__What to work on__: In the cottage text below, condense the paragraph beginning "I am pleased to report" into a short bulleted list that keeps its main facts.

__Text section__:
We have, so far, made the very most of having a cottage in 2013.
We started going up there almost as soon as the snow had melted, while the mosquitos were still thick in the air (in and out of the cottage!) and the trees were still trying to grow leaves. We were still far far from being able to go swimming – a misunderstanding with our water pump led me to peel off my pants and test the waters sometime in late May, and I can tell you, even the dog couldn’t swim in it. It was cuh-cuh cold. But we did have running water and a propane stove and lights and fridge and oh man did we have a lot of projects lined up for this year.
I am pleased to report that we have managed to accomplish much of what we set out to do in 2013. During our first chilly weekend I focused on giving Nora a place to sleep – a junior bed bought off of a friend - and had luckily found a giant Ikea bed net somewhere in our belongings, which was necessary due to the aforementioned mosquito infestation. Mom made up Nora’s curtains and I went to Ikea for some Jr. bedding and rugs to cover up the particleboard, and now Nora’s got a cute and cozy room that she can sleep and play in.
Next I built us a bed. We’d been sleeping on an old futon frame that we’d gotten in the Ikea scratch and dent ages ago, back when we were living like a couple of 28-year-olds in their first house. It was our tv couch and spare room, back in the day. Problem is, we were using it with a queen-size mattress (newly purchased) and the futon frame is really a double so the sides were floppy, and Nora rolled off of it more than once. I even rolled off of it a few times. Add to that the fact that a few bolts were missing from the central hinged section of the frame, and it was slightly sloped down to my side ….. we needed a bed. So I went under the cottage and found a bunch of wood, bought the queen-sized wooden slats at Ikea (yay Ikea, well-represented in our cottage), and built a bed. It is a solid bed. I moved the futon frame out of there but it lingered at the side of our room like an albatross, until this past weekend when I re-purposed it into a bench for the screen porch.
Add some more mom-made curtains (both sets of curtains made with the fabric I coveted oh so long ago and finally got over the winter), and the turquoise chair that set off my kitchen renovation, and the orange shelf that I started to paint LAST YEAR and only finished this spring, and the bedroom is dunzo.

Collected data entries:
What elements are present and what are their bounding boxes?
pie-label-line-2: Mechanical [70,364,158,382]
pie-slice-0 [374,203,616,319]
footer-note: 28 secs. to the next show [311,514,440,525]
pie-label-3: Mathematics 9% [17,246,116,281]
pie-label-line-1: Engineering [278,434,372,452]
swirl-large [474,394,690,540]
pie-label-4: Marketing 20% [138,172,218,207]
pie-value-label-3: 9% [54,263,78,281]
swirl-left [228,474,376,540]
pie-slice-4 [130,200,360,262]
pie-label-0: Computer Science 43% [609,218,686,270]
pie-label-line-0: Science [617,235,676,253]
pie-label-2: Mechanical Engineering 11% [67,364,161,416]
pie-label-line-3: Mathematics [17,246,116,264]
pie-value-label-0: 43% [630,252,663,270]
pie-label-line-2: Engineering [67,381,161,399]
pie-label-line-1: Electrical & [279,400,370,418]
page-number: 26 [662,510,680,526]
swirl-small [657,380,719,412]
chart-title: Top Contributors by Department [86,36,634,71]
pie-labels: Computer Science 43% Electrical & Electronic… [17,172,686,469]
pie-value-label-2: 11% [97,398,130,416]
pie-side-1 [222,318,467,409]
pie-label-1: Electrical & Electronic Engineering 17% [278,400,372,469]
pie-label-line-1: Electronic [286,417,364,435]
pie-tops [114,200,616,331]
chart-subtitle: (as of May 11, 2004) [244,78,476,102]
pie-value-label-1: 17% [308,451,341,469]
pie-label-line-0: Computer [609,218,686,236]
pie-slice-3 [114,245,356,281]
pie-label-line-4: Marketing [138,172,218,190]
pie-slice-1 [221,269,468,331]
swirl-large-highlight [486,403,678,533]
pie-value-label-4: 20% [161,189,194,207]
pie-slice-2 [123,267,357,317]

__Solution to this exercise__:
- Much of what was planned for 2013 has been accomplished.
- The first chilly weekend went to setting up a sleeping place for Nora: a junior bed bought from a friend.
- A giant Ikea bed net found among their belongings was needed because of the mosquitoes.
- Mom made Nora's curtains, and a trip to Ikea supplied junior bedding and rugs to cover the particleboard.
- Nora now has a cute, cozy room for sleeping and playing.